• _SELECTED PASSAGE_:
====================
The immediate aim here is to store sensitive information that must
remain memory-resident in non-cacheable memory locations (or, if more
effective attribute combinations exist, using those instead). See the
rationale for the argument why this should work.
Assuming the rationale holds, then the attack surface should be greatly
reduced. Attackers would need to grab sensitive data out of stack
frames or similar locations if/when it gets copied there for faster use.
Moreover, if this is done right, it could dovetail nicely into a
framework for storing and processing sensitive assets in more secure
hardware[0] (like smart cards, the FPGAs I posted earlier, or other
options).
The obvious downside is that you take a performance hit storing things
in non-cacheable locations, especially if you plan on doing heavy
computation in that memory (say, encryption/decryption). However, this
is almost certainly going to be less than the projected 30-50%
performance hit from other mitigations. Also, this technique should
work against spectre as well as meltdown (assuming the rationale holds).
The second downside is that you have to modify code for this to work,
and you have to be careful not to keep copies of sensitive information
around too long (this gets tricky in userland, where you might get
interrupted and switched out).
[0]: Full disclosure, enabling open hardware implementations of this
kind of thing is something of an agenda of mine.
== Rationale ==
(Again, I'm tired, rushed, and somewhat panicked so my logic could be
faulty at any point, so please point it out if it is)
The rationale for why this should work relies on assumptions about
out-of-order pipelines that cannot be guaranteed to hold, but are
extremely likely to be true.
As background, these attacks depend on out-of-order execution performing
operations that end up affecting cache and branch-prediction state,
ultimately storing information about sensitive data in these
side-channels before the fault conditions are detected and acted upon.
I'll borrow terminology from the paper, using "transient instructions"
to refer to speculatively executed instructions that will eventually be
cancelled by a fault.
These attacks depend entirely on transient instructions being able to
get sensitive information into the processor core and then perform some
kind of instruction on them before the fault condition cancels them.
====================
• _RECORDED INFORMATION_:
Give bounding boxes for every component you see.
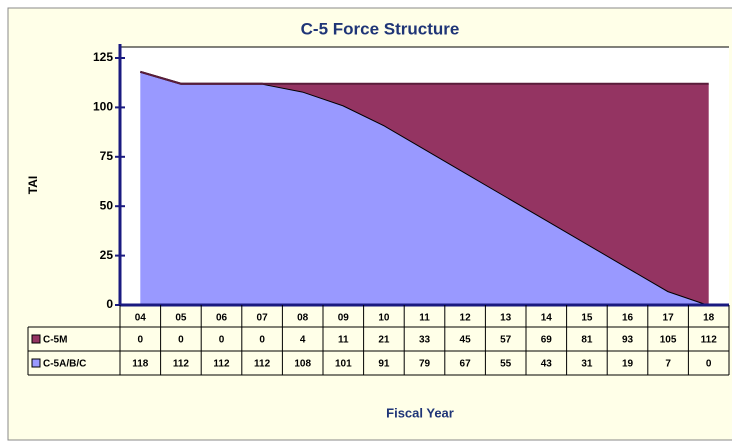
====================
• _TO DO_:
a. Summarize the post on non-cacheable memory in two sentences.
b. Reproduce the part of the post on non-cacheable memory between "The rationale for" and "by a fault.", inclusive, switching "side-channels" to "covert channels".

• _FINAL ANSWERS_:
a. The post proposes storing sensitive information that must remain memory-resident in non-cacheable memory locations, which should greatly reduce the attack surface and could fit into a framework for handling sensitive assets in more secure hardware. Its downsides are a performance hit, which is almost certainly less than the projected 30-50% from other mitigations, and the need to modify code while taking care not to keep copies of sensitive information around too long.

b.
The rationale for why this should work relies on assumptions about
out-of-order pipelines that cannot be guaranteed to hold, but are
extremely likely to be true.
As background, these attacks depend on out-of-order execution performing
operations that end up affecting cache and branch-prediction state,
ultimately storing information about sensitive data in these
covert channels before the fault conditions are detected and acted upon.
I'll borrow terminology from the paper, using "transient instructions"
to refer to speculatively executed instructions that will eventually be
cancelled by a fault.